§ AVAILABLE DATA
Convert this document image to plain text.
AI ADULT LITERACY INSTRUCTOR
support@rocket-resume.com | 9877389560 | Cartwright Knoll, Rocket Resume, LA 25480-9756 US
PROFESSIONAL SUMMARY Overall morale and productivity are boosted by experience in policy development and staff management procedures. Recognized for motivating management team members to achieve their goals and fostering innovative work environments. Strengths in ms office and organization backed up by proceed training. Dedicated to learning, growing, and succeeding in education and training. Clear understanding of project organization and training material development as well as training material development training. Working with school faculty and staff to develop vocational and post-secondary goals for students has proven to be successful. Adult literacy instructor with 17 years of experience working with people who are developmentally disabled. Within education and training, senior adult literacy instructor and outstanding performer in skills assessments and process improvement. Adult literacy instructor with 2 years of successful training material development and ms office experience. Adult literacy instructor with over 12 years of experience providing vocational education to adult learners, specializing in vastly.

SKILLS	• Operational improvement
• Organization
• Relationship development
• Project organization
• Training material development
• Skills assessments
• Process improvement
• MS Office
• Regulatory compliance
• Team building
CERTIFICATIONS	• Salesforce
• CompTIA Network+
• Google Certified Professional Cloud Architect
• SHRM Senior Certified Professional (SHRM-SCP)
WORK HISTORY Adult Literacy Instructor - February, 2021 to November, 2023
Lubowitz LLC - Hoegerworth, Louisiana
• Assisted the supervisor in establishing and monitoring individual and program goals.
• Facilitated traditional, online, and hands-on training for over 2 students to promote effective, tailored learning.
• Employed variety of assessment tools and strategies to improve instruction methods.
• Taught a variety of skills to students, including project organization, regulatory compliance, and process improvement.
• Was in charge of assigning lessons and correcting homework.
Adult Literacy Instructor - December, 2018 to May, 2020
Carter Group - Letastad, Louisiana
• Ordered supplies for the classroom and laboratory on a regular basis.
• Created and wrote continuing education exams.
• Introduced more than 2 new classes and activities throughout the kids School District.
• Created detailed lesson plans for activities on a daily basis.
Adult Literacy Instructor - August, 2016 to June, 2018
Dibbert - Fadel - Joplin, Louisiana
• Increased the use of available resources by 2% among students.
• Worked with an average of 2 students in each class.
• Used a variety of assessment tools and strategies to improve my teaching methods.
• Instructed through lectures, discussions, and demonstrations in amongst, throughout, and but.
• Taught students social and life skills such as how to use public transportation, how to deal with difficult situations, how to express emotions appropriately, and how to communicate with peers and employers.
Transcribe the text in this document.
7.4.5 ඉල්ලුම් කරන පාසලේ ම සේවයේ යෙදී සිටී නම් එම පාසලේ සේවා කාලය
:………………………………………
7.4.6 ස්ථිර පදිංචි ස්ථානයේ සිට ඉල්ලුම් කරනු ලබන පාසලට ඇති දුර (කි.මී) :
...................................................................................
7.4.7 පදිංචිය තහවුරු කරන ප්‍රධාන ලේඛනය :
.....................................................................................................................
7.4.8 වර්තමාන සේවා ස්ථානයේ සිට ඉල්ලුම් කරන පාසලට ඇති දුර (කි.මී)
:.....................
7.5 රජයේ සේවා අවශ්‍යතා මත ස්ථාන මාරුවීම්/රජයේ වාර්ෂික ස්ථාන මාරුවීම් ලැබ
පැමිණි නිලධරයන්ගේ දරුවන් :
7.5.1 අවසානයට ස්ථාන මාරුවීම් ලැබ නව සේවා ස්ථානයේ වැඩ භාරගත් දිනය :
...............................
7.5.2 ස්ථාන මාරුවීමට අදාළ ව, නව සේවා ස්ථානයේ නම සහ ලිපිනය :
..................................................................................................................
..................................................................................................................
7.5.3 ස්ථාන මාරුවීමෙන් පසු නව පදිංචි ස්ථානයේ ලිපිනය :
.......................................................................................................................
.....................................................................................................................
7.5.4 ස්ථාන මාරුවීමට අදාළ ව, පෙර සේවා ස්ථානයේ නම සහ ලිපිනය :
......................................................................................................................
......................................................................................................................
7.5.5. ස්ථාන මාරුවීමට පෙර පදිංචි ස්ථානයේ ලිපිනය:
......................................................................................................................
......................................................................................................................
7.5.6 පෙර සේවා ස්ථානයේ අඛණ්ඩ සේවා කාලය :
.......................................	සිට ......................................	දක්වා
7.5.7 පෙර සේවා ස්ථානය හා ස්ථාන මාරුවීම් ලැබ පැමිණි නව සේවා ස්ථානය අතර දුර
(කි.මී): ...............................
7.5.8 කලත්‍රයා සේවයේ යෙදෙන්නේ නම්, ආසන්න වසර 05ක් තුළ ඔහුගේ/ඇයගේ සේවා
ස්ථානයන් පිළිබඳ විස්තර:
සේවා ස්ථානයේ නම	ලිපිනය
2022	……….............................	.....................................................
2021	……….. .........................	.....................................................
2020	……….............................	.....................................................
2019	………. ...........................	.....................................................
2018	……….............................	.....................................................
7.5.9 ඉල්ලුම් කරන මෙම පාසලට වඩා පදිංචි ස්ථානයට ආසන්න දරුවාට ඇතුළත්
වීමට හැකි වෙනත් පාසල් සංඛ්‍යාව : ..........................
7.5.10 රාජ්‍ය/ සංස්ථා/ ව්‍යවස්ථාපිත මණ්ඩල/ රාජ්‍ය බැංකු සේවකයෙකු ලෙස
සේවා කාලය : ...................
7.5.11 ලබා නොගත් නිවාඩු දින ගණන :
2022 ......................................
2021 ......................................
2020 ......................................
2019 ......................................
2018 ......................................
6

§ EXERCISE INSTRUCTIONS
Write out the whole listing again, exactly as it stands.

§ EXERCISE ANSWER
Convert this document image to plain text.
AI ADULT LITERACY INSTRUCTOR
support@rocket-resume.com | 9877389560 | Cartwright Knoll, Rocket Resume, LA 25480-9756 US
PROFESSIONAL SUMMARY Overall morale and productivity are boosted by experience in policy development and staff management procedures. Recognized for motivating management team members to achieve their goals and fostering innovative work environments. Strengths in ms office and organization backed up by proceed training. Dedicated to learning, growing, and succeeding in education and training. Clear understanding of project organization and training material development as well as training material development training. Working with school faculty and staff to develop vocational and post-secondary goals for students has proven to be successful. Adult literacy instructor with 17 years of experience working with people who are developmentally disabled. Within education and training, senior adult literacy instructor and outstanding performer in skills assessments and process improvement. Adult literacy instructor with 2 years of successful training material development and ms office experience. Adult literacy instructor with over 12 years of experience providing vocational education to adult learners, specializing in vastly.

SKILLS	• Operational improvement
• Organization
• Relationship development
• Project organization
• Training material development
• Skills assessments
• Process improvement
• MS Office
• Regulatory compliance
• Team building
CERTIFICATIONS	• Salesforce
• CompTIA Network+
• Google Certified Professional Cloud Architect
• SHRM Senior Certified Professional (SHRM-SCP)
WORK HISTORY Adult Literacy Instructor - February, 2021 to November, 2023
Lubowitz LLC - Hoegerworth, Louisiana
• Assisted the supervisor in establishing and monitoring individual and program goals.
• Facilitated traditional, online, and hands-on training for over 2 students to promote effective, tailored learning.
• Employed variety of assessment tools and strategies to improve instruction methods.
• Taught a variety of skills to students, including project organization, regulatory compliance, and process improvement.
• Was in charge of assigning lessons and correcting homework.
Adult Literacy Instructor - December, 2018 to May, 2020
Carter Group - Letastad, Louisiana
• Ordered supplies for the classroom and laboratory on a regular basis.
• Created and wrote continuing education exams.
• Introduced more than 2 new classes and activities throughout the kids School District.
• Created detailed lesson plans for activities on a daily basis.
Adult Literacy Instructor - August, 2016 to June, 2018
Dibbert - Fadel - Joplin, Louisiana
• Increased the use of available resources by 2% among students.
• Worked with an average of 2 students in each class.
• Used a variety of assessment tools and strategies to improve my teaching methods.
• Instructed through lectures, discussions, and demonstrations in amongst, throughout, and but.
• Taught students social and life skills such as how to use public transportation, how to deal with difficult situations, how to express emotions appropriately, and how to communicate with peers and employers.
Transcribe the text in this document.
7.4.5 ඉල්ලුම් කරන පාසලේ ම සේවයේ යෙදී සිටී නම් එම පාසලේ සේවා කාලය
:………………………………………
7.4.6 ස්ථිර පදිංචි ස්ථානයේ සිට ඉල්ලුම් කරනු ලබන පාසලට ඇති දුර (කි.මී) :
...................................................................................
7.4.7 පදිංචිය තහවුරු කරන ප්‍රධාන ලේඛනය :
.....................................................................................................................
7.4.8 වර්තමාන සේවා ස්ථානයේ සිට ඉල්ලුම් කරන පාසලට ඇති දුර (කි.මී)
:.....................
7.5 රජයේ සේවා අවශ්‍යතා මත ස්ථාන මාරුවීම්/රජයේ වාර්ෂික ස්ථාන මාරුවීම් ලැබ
පැමිණි නිලධරයන්ගේ දරුවන් :
7.5.1 අවසානයට ස්ථාන මාරුවීම් ලැබ නව සේවා ස්ථානයේ වැඩ භාරගත් දිනය :
...............................
7.5.2 ස්ථාන මාරුවීමට අදාළ ව, නව සේවා ස්ථානයේ නම සහ ලිපිනය :
..................................................................................................................
..................................................................................................................
7.5.3 ස්ථාන මාරුවීමෙන් පසු නව පදිංචි ස්ථානයේ ලිපිනය :
.......................................................................................................................
.....................................................................................................................
7.5.4 ස්ථාන මාරුවීමට අදාළ ව, පෙර සේවා ස්ථානයේ නම සහ ලිපිනය :
......................................................................................................................
......................................................................................................................
7.5.5. ස්ථාන මාරුවීමට පෙර පදිංචි ස්ථානයේ ලිපිනය:
......................................................................................................................
......................................................................................................................
7.5.6 පෙර සේවා ස්ථානයේ අඛණ්ඩ සේවා කාලය :
.......................................	සිට ......................................	දක්වා
7.5.7 පෙර සේවා ස්ථානය හා ස්ථාන මාරුවීම් ලැබ පැමිණි නව සේවා ස්ථානය අතර දුර
(කි.මී): ...............................
7.5.8 කලත්‍රයා සේවයේ යෙදෙන්නේ නම්, ආසන්න වසර 05ක් තුළ ඔහුගේ/ඇයගේ සේවා
ස්ථානයන් පිළිබඳ විස්තර:
සේවා ස්ථානයේ නම	ලිපිනය
2022	……….............................	.....................................................
2021	……….. .........................	.....................................................
2020	……….............................	.....................................................
2019	………. ...........................	.....................................................
2018	……….............................	.....................................................
7.5.9 ඉල්ලුම් කරන මෙම පාසලට වඩා පදිංචි ස්ථානයට ආසන්න දරුවාට ඇතුළත්
වීමට හැකි වෙනත් පාසල් සංඛ්‍යාව : ..........................
7.5.10 රාජ්‍ය/ සංස්ථා/ ව්‍යවස්ථාපිත මණ්ඩල/ රාජ්‍ය බැංකු සේවකයෙකු ලෙස
සේවා කාලය : ...................
7.5.11 ලබා නොගත් නිවාඩු දින ගණන :
2022 ......................................
2021 ......................................
2020 ......................................
2019 ......................................
2018 ......................................
6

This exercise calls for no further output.